━━━━━ Exercise inputs
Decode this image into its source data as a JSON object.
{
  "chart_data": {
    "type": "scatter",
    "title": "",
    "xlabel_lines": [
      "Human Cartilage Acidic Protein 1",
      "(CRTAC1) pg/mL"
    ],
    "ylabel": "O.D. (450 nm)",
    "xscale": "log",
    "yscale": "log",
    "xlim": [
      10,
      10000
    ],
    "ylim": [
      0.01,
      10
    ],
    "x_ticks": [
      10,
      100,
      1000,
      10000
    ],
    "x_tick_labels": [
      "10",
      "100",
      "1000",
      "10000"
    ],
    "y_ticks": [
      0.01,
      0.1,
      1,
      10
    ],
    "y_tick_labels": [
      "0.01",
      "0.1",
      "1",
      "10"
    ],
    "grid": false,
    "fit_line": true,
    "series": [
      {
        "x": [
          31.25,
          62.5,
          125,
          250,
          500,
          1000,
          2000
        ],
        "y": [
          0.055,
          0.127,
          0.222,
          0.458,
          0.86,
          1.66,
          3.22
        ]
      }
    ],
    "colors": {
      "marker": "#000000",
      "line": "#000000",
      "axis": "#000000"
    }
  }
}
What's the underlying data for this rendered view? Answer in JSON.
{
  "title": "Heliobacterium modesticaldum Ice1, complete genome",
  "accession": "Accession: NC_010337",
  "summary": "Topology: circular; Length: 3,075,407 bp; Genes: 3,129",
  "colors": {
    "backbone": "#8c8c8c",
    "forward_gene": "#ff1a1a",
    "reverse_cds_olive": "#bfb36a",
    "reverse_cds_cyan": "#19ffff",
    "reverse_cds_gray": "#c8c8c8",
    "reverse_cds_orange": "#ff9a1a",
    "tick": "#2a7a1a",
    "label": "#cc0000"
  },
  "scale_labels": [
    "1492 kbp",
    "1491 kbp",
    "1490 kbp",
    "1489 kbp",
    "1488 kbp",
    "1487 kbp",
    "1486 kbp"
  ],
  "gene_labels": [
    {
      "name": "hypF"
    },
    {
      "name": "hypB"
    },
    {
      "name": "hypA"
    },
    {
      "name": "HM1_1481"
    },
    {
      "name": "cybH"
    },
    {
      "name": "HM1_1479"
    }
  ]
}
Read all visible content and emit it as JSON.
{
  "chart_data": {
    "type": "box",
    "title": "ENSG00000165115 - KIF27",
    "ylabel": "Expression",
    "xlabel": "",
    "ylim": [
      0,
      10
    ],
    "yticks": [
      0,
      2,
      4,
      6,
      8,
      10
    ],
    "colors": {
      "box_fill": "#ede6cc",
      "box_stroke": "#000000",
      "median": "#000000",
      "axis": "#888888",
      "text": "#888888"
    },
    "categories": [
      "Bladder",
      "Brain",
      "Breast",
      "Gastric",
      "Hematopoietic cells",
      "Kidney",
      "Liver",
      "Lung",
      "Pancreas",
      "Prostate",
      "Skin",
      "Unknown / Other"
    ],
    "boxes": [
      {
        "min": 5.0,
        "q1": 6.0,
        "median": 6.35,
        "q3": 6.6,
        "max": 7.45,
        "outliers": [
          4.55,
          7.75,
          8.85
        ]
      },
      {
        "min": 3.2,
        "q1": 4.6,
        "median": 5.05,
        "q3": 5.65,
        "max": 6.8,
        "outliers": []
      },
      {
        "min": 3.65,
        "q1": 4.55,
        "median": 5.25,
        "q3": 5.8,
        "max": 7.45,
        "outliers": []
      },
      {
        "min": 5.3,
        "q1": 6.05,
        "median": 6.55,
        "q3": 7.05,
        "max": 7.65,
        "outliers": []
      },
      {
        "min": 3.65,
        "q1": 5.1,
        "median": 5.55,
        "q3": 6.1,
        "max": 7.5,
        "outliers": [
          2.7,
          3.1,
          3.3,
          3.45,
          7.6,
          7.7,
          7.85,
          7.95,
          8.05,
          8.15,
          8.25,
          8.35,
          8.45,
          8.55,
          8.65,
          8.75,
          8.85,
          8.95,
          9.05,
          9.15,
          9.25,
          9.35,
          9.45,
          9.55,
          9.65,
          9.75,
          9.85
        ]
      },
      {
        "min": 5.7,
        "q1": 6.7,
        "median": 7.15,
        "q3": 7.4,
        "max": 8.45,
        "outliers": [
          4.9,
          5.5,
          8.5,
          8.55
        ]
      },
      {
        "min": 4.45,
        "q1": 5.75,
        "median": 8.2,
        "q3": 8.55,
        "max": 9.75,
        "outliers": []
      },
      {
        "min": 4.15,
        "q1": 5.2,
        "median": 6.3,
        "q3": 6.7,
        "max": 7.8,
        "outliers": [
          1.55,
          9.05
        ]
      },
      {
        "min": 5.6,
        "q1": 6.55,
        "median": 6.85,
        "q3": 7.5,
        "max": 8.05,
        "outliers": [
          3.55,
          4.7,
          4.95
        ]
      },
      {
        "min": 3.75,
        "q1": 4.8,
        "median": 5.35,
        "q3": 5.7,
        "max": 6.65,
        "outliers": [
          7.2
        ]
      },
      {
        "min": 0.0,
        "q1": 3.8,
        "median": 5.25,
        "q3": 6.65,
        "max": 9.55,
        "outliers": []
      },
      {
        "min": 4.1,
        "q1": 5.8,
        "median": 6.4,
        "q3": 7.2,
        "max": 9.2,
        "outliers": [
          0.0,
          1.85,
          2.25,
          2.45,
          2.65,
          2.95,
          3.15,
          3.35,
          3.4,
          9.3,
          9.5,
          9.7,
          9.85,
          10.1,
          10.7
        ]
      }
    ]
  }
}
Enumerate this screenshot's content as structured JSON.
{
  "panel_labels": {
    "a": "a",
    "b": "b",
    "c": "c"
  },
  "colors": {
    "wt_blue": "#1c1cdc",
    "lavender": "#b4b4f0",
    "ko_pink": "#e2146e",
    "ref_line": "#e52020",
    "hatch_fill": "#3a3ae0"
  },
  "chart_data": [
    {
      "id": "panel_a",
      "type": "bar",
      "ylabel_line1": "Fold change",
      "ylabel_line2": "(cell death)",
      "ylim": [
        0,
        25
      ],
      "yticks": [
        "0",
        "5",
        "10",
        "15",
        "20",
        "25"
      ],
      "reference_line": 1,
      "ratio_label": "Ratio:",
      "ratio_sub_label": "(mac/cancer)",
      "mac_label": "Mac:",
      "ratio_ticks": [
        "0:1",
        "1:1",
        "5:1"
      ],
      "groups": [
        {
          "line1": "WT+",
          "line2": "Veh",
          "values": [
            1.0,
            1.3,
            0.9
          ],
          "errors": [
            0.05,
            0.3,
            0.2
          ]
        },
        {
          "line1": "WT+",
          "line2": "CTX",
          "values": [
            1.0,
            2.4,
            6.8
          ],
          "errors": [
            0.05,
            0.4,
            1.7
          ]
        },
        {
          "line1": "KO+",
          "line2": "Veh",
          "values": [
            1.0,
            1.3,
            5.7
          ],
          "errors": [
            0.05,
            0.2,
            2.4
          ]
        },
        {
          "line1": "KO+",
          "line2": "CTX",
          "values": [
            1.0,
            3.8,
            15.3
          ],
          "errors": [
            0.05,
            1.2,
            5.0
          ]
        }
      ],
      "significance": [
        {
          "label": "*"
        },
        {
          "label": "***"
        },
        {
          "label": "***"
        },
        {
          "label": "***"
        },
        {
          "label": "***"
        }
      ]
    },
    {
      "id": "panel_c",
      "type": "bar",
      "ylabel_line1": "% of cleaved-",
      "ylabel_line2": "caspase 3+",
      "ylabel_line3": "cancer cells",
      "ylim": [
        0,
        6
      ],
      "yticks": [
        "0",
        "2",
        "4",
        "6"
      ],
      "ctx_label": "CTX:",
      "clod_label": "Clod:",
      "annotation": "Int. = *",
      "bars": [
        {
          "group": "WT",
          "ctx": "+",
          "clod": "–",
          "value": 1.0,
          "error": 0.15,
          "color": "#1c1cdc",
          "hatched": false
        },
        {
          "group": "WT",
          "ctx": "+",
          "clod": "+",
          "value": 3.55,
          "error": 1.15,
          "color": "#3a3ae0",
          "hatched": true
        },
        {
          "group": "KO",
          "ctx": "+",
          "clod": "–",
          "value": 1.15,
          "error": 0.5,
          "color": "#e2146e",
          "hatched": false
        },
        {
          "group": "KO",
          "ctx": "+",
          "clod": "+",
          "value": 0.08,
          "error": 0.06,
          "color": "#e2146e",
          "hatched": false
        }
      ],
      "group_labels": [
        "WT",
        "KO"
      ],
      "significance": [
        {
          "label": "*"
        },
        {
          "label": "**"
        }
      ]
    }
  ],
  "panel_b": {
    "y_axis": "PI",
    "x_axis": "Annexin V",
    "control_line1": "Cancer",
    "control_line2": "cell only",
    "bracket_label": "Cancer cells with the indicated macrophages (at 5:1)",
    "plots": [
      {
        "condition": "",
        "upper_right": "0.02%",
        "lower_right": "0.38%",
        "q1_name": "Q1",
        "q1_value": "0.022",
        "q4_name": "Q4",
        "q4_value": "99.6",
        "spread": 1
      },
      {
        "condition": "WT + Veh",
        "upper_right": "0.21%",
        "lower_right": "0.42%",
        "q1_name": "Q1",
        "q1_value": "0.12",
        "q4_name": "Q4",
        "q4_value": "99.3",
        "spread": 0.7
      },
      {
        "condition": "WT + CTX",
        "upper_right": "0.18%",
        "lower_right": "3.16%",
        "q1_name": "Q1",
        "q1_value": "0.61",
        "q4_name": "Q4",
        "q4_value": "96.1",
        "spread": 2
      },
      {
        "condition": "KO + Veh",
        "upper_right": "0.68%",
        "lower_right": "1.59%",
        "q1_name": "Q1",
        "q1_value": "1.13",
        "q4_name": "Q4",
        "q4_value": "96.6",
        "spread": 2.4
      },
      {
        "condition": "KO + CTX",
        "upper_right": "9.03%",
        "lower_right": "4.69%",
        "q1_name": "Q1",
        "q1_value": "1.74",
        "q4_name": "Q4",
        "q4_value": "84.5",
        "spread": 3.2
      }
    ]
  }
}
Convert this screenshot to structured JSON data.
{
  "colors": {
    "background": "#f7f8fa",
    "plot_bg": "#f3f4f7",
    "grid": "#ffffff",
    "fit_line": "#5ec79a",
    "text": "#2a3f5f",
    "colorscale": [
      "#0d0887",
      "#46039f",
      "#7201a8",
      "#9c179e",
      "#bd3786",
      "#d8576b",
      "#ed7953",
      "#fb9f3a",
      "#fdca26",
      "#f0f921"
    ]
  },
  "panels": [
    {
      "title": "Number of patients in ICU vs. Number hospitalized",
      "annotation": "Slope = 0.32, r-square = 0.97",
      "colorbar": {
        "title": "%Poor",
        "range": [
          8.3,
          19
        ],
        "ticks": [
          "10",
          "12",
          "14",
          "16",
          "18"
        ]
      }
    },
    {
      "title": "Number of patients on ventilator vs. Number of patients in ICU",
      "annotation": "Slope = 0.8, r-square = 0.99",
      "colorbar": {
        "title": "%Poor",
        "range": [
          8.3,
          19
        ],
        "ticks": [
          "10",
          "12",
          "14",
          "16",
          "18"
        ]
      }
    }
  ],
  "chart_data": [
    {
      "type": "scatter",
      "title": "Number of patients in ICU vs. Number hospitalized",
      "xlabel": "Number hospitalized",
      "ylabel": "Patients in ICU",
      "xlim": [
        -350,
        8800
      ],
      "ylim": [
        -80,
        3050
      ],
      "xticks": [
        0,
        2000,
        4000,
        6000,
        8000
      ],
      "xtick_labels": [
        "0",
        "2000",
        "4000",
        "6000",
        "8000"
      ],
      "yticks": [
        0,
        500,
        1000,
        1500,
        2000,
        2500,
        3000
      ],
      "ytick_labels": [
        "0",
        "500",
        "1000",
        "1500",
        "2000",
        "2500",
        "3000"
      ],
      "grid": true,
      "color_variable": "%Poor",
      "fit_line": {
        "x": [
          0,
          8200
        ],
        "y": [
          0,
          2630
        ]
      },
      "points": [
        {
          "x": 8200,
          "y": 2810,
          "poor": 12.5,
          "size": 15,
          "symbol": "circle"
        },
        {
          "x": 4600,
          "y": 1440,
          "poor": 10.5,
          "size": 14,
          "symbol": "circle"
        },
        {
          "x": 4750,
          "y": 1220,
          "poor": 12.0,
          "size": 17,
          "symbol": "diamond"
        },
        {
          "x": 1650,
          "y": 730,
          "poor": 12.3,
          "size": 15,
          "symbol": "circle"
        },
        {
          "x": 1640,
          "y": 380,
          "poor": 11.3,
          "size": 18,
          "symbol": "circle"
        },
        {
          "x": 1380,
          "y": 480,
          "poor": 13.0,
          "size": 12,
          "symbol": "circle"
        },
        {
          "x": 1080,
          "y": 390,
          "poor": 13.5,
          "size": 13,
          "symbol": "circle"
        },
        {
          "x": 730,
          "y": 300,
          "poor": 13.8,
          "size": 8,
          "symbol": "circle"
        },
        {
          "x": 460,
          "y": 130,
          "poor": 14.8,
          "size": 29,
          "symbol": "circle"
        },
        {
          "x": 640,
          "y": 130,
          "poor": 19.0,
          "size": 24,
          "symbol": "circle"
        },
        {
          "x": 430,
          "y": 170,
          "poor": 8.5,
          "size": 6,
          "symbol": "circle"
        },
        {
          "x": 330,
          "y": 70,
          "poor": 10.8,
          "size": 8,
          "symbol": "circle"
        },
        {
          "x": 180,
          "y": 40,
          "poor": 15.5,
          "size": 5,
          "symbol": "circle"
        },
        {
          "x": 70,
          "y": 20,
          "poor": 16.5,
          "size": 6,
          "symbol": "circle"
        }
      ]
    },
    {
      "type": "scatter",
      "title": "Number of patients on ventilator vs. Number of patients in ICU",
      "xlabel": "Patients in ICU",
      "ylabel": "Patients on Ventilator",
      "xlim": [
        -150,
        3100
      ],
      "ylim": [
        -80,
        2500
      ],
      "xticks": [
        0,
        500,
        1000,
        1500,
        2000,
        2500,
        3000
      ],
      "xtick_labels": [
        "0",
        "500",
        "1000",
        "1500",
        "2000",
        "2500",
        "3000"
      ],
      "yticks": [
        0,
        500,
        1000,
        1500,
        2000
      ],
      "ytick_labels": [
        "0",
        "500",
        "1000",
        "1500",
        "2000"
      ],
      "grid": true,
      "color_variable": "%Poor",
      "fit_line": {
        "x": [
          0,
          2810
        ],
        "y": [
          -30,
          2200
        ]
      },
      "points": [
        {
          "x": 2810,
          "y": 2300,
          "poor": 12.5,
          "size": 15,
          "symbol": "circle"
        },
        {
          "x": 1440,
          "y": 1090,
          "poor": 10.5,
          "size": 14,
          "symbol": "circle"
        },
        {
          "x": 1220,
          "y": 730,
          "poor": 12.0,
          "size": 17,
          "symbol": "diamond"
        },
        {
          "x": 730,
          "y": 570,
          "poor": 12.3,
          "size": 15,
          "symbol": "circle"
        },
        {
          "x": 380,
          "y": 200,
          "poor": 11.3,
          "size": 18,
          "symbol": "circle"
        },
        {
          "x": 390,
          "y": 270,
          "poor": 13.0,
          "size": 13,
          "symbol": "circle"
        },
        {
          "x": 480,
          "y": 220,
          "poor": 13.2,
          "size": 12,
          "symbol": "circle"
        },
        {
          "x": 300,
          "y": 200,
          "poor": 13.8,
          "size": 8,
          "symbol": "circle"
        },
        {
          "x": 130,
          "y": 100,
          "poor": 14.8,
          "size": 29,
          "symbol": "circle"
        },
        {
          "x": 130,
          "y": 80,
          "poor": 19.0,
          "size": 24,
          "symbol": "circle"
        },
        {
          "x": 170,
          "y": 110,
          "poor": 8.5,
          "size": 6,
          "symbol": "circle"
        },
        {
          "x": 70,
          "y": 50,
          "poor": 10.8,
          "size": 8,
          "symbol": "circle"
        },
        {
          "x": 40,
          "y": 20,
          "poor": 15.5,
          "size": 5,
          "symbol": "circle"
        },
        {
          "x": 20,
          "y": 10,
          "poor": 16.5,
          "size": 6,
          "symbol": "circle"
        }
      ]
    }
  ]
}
━━━━━━━━━━
Where a line in the records above contains the string "spread", return that line.

        "spread": 1
        "spread": 0.7
        "spread": 2
        "spread": 2.4
        "spread": 3.2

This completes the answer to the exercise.